→ **Supplied passage**:
○ ○ ○

Bug #2358 java app replaces unicode characters by ?
Submitted: 12 Jan 2004 9:32 Modified: 12 Jan 2004 9:40
Reporter: [ name withheld ] Email Updates:
Status: Can't repeat Impact on me:
None 
Category:Connector / J Severity:S3 (Non-critical)
Version:3.0.9 OS:Microsoft Windows (ms win xp)
Assigned to: CPU Architecture:Any

[12 Jan 2004 9:32] [ name withheld ]
Description:
||Shriharih||

Win XP using Mysql 4.1 alpha and connecting via connector/j 3.0.9 .
The databse and table are set to characterset utf8, I also append to the JDBC database URL, characterset utf8 (ucs2 not supported it says).
Inserts and retrievals are working fine, but when I send a unicode string with Indic characters, the table stores only ?'s which show up in the next select * and also in control center.

How to repeat:
||Shriharih||

Set up a database and table with utf8 encoding and connect using characterset utf8 via connector/j. Send a unicode string with Indic or rather non-English characters. It will replace them by ?'s .
[12 Jan 2004 9:40] Mark Matthews
Not enough information was provided for us to be able
to handle this bug. Please re-read the instructions at
http://bugs.mysql.com/how-to-report.php

If you can provide more information, feel free to add it
to this bug and change the status back to 'Open'.

○ ○ ○

→ **Tasks and exercises**:
1. Answer these from the bug report:
(a) Which version of Connector/J was used?
(b) Which character set did the reporter say was not supported?
(c) Which status does the reply say to change the bug back to?
2. Return the section of the bug report between "Bug #2358 java app" and "J Severity:S3 (Non-critical)", inclusive, copied word for word.
The entries that follow aren't needed for anything here.

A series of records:
○ ○ ○

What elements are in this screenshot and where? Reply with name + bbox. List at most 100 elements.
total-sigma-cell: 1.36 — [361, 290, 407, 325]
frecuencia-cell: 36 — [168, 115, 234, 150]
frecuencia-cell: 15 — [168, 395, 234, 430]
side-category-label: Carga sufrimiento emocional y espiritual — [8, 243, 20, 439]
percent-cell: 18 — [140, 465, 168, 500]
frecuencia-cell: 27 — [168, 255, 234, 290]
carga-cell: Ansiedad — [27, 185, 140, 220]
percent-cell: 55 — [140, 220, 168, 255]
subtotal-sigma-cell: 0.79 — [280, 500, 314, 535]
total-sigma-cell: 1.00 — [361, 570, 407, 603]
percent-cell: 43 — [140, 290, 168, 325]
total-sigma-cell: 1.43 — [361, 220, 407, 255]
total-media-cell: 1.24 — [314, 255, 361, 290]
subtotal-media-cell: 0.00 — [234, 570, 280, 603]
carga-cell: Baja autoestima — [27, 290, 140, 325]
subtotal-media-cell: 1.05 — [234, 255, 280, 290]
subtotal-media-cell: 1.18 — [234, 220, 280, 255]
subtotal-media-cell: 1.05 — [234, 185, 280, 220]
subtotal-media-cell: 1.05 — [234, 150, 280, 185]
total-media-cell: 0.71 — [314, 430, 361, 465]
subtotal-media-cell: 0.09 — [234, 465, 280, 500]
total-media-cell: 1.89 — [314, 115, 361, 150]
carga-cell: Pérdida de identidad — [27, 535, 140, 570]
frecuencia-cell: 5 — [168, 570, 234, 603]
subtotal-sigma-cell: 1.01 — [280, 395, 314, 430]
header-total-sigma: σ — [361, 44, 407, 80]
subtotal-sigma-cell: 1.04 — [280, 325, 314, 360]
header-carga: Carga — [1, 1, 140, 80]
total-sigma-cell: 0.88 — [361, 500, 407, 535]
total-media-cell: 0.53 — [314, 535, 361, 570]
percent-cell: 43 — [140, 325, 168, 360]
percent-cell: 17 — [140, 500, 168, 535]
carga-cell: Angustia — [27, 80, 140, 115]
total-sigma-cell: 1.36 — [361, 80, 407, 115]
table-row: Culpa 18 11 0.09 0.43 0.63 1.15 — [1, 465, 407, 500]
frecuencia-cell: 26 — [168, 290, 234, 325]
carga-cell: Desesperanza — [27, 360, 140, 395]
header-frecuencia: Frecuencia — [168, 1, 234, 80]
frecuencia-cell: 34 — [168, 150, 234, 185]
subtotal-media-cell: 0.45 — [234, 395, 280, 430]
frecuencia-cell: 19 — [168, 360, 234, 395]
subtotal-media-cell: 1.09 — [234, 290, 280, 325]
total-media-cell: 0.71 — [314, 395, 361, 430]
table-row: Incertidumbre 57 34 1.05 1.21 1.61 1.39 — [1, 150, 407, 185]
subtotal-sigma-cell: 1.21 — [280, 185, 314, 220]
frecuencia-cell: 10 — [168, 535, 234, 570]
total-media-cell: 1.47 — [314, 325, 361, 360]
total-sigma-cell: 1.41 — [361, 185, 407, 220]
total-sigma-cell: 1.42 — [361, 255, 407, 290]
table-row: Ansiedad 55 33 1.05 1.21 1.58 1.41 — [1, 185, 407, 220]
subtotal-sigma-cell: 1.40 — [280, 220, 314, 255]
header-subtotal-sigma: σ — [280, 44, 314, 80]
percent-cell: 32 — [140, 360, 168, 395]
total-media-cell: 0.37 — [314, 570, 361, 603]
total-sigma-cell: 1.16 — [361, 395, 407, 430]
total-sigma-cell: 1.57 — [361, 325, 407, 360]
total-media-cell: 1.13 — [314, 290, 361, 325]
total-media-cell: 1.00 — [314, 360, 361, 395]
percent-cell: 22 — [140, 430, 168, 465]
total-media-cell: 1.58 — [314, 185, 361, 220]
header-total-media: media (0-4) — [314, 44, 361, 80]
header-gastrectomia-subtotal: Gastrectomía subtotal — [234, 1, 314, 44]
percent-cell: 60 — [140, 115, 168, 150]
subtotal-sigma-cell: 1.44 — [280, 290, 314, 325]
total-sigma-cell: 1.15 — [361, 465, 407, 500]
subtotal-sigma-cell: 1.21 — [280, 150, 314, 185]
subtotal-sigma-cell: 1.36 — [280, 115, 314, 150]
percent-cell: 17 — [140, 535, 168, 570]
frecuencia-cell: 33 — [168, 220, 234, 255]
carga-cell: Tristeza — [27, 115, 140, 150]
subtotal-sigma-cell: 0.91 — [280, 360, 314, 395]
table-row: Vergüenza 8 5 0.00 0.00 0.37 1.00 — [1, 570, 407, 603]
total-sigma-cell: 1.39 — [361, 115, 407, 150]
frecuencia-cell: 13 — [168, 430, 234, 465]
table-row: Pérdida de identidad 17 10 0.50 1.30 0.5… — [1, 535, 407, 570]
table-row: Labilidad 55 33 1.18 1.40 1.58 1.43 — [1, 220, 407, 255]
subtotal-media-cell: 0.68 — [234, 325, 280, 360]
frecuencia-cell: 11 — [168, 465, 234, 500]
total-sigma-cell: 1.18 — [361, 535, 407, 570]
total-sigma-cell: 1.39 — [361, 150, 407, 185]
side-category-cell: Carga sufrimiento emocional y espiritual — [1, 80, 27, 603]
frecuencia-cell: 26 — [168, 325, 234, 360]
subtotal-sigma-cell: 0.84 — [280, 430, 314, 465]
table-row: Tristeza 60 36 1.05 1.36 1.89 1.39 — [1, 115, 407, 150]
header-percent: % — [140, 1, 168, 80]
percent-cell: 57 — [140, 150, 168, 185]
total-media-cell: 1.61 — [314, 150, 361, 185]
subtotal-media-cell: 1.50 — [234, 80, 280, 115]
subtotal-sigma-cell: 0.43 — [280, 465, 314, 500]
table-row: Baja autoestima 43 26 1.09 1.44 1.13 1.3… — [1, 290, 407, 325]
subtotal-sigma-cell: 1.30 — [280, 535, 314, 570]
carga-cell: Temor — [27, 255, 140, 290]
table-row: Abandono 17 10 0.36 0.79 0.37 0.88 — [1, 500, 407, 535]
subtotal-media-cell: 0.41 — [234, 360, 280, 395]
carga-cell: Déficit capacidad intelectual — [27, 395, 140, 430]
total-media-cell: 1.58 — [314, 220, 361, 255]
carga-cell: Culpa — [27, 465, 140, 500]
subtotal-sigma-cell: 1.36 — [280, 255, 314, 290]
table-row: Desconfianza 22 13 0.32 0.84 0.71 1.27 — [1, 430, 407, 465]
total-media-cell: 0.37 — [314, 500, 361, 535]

○ ○ ○

→ **Task results**:
1.
(a) 3.0.9
(b) ucs2
(c) 'Open'

2.
Bug #2358 java app replaces unicode characters by ?
Submitted: 12 Jan 2004 9:32 Modified: 12 Jan 2004 9:40
Reporter: [ name withheld ] Email Updates:
Status: Can't repeat Impact on me:
None 
Category:Connector / J Severity:S3 (Non-critical)